Brief >> Gather every line below where "Grand" appears.

Recorded data >>
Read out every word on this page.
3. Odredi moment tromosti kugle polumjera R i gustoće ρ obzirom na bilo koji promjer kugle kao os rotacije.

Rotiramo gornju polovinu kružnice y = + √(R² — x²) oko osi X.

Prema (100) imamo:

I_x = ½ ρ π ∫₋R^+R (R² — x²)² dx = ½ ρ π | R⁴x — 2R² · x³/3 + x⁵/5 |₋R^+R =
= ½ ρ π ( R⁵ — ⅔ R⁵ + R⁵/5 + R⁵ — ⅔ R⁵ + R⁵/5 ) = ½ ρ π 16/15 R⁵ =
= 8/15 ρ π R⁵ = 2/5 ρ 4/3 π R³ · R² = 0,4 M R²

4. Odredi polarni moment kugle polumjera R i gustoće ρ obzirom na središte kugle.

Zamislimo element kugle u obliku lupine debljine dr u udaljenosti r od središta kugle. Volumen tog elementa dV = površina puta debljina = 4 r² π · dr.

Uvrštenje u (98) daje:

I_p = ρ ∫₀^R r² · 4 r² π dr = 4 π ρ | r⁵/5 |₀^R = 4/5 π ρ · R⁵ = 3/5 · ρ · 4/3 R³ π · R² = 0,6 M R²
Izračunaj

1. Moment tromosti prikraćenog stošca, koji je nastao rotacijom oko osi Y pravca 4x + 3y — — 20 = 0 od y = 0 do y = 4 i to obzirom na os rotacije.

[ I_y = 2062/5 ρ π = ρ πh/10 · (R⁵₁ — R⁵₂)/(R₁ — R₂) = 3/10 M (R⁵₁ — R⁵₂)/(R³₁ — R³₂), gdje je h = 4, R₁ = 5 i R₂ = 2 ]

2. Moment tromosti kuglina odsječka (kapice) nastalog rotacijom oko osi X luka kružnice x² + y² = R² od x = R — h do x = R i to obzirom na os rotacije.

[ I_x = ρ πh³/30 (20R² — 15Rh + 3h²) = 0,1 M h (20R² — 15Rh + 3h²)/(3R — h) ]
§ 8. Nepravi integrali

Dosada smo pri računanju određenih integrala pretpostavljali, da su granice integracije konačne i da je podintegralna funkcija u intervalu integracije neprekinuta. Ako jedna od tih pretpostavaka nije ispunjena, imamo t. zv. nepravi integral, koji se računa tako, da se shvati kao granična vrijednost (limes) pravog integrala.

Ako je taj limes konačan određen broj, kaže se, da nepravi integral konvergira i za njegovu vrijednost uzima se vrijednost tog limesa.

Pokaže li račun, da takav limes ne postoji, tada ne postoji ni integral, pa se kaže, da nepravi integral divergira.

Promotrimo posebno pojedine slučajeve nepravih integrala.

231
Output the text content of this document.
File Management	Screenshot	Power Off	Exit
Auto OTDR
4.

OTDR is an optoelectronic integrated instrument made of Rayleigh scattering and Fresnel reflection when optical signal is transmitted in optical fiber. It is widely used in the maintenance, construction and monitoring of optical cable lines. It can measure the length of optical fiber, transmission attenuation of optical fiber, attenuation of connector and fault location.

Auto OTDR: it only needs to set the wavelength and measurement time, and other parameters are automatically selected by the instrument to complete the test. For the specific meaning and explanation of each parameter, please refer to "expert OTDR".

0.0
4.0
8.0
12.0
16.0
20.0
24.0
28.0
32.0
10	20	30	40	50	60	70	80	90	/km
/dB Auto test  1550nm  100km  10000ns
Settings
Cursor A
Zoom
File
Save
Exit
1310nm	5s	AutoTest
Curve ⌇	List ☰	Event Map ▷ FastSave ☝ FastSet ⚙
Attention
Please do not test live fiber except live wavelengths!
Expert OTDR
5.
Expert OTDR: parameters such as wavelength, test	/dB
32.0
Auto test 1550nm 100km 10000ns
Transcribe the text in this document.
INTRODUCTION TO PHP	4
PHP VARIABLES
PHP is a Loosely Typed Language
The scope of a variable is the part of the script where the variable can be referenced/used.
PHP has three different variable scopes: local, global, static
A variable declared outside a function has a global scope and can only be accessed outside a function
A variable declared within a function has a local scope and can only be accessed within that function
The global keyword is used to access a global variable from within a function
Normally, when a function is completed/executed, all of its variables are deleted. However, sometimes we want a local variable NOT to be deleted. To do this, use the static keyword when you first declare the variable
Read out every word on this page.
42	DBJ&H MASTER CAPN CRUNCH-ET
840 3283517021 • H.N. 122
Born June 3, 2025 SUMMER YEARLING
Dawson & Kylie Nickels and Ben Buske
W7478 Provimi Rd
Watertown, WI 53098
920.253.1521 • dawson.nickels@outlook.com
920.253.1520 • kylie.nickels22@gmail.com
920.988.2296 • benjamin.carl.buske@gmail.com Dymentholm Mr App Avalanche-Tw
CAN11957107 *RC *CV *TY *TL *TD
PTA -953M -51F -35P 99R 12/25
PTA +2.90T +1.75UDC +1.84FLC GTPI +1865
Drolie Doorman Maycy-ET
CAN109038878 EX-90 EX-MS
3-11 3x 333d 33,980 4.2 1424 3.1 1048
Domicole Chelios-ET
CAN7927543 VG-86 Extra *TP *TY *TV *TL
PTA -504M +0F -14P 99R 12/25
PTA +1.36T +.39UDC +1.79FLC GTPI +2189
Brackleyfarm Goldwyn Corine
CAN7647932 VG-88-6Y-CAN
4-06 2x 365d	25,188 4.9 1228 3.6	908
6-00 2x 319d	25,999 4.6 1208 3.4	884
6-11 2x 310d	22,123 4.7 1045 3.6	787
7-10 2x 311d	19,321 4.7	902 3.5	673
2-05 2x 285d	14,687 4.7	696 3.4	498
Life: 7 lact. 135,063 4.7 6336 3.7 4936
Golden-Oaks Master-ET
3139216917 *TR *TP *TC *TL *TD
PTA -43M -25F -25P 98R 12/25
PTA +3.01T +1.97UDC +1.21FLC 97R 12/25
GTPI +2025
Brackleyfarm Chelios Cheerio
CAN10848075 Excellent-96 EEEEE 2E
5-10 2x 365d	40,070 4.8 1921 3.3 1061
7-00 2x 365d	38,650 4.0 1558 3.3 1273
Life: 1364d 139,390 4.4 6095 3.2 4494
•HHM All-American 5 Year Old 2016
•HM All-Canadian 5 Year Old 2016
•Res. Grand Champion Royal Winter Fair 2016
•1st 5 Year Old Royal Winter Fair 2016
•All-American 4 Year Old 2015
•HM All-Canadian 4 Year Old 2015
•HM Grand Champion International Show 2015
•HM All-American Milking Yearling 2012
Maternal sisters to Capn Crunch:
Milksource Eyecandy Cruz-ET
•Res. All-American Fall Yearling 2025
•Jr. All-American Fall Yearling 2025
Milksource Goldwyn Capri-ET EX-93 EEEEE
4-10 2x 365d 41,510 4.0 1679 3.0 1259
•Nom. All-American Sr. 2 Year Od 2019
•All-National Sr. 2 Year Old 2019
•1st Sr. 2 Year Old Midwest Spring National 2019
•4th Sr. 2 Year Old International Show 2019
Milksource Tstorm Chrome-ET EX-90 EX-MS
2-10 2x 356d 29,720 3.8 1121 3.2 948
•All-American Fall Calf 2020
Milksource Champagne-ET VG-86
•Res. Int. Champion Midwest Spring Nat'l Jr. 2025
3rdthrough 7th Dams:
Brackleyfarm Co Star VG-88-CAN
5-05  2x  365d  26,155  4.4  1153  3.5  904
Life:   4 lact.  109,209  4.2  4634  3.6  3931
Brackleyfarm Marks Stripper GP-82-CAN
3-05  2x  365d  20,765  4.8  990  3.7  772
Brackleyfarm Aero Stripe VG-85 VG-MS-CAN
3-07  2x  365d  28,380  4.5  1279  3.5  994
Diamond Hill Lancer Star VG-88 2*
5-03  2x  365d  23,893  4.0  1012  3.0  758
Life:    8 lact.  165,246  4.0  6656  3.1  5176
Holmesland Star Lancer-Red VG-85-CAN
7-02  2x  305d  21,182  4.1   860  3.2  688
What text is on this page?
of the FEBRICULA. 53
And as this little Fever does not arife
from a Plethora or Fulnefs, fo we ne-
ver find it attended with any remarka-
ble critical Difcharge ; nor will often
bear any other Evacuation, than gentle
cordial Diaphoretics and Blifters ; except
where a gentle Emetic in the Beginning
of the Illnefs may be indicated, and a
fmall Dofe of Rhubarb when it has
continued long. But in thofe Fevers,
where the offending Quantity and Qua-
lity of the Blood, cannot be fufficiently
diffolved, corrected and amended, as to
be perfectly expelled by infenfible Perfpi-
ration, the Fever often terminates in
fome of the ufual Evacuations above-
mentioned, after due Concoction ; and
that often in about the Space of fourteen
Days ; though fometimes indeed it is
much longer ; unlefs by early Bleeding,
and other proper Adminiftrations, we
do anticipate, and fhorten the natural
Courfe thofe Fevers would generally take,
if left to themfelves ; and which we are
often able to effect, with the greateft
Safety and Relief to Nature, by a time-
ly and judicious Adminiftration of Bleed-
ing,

Reply >>
•Res. Grand Champion Royal Winter Fair 2016
•HM Grand Champion International Show 2015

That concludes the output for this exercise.